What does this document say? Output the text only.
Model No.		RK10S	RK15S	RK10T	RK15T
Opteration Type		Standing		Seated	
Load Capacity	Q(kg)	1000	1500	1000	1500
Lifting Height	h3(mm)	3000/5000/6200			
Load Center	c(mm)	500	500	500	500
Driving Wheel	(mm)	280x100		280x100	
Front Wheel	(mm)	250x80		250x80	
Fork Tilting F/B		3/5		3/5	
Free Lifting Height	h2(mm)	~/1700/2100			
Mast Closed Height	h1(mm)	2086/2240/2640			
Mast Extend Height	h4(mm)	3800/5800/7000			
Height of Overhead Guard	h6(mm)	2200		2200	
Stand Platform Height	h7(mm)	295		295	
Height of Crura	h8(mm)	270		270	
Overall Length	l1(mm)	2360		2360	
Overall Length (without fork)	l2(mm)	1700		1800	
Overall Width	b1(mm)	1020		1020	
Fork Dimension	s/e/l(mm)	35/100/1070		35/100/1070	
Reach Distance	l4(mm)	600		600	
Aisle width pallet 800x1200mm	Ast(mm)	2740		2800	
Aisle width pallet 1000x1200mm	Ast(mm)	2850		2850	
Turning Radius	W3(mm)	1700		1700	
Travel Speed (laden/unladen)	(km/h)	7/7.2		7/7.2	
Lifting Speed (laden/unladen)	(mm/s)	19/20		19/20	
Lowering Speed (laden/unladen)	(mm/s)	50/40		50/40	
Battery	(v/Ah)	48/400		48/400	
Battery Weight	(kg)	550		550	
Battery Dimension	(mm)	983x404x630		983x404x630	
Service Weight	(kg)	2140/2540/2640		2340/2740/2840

________

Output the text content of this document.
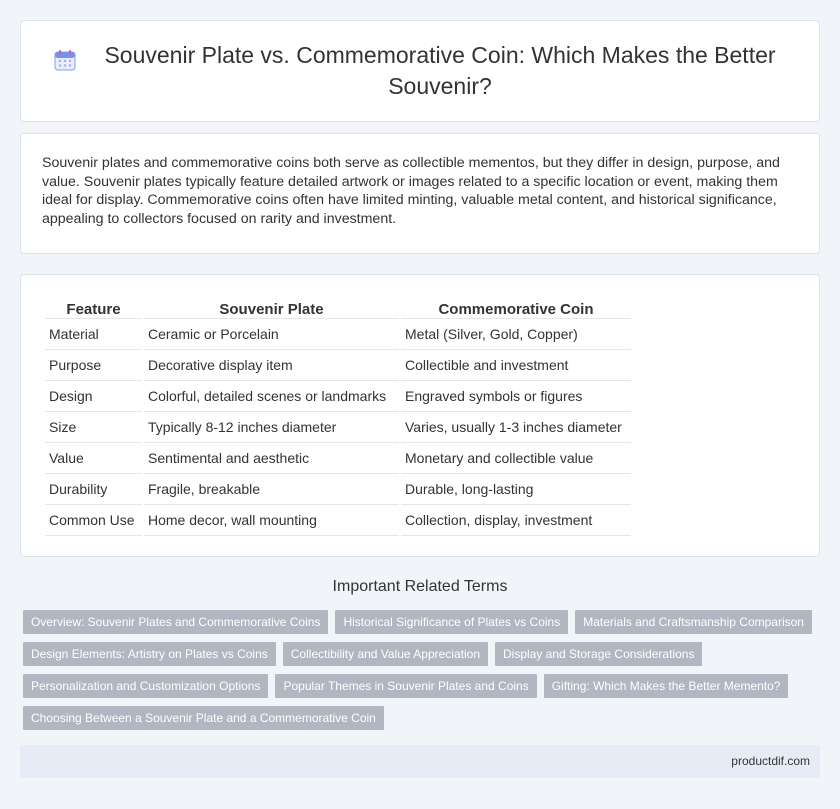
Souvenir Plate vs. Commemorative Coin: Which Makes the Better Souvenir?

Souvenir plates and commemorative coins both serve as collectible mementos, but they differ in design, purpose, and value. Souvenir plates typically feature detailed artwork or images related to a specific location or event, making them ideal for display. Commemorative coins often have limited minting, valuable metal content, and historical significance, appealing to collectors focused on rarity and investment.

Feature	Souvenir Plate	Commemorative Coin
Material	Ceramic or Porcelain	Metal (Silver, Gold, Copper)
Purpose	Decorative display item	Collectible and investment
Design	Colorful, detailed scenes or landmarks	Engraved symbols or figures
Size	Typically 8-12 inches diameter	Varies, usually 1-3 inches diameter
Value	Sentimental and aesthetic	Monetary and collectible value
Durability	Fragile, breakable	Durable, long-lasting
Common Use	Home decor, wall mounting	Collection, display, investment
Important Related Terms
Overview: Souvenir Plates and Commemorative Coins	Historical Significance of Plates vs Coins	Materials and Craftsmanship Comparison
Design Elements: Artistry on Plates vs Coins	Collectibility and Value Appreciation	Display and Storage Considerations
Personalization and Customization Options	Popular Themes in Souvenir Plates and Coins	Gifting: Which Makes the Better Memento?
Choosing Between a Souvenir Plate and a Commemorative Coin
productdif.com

________

Aim ▸
Report how many lines of the data contain the word "this", using the number alone.

Correct result ▸
2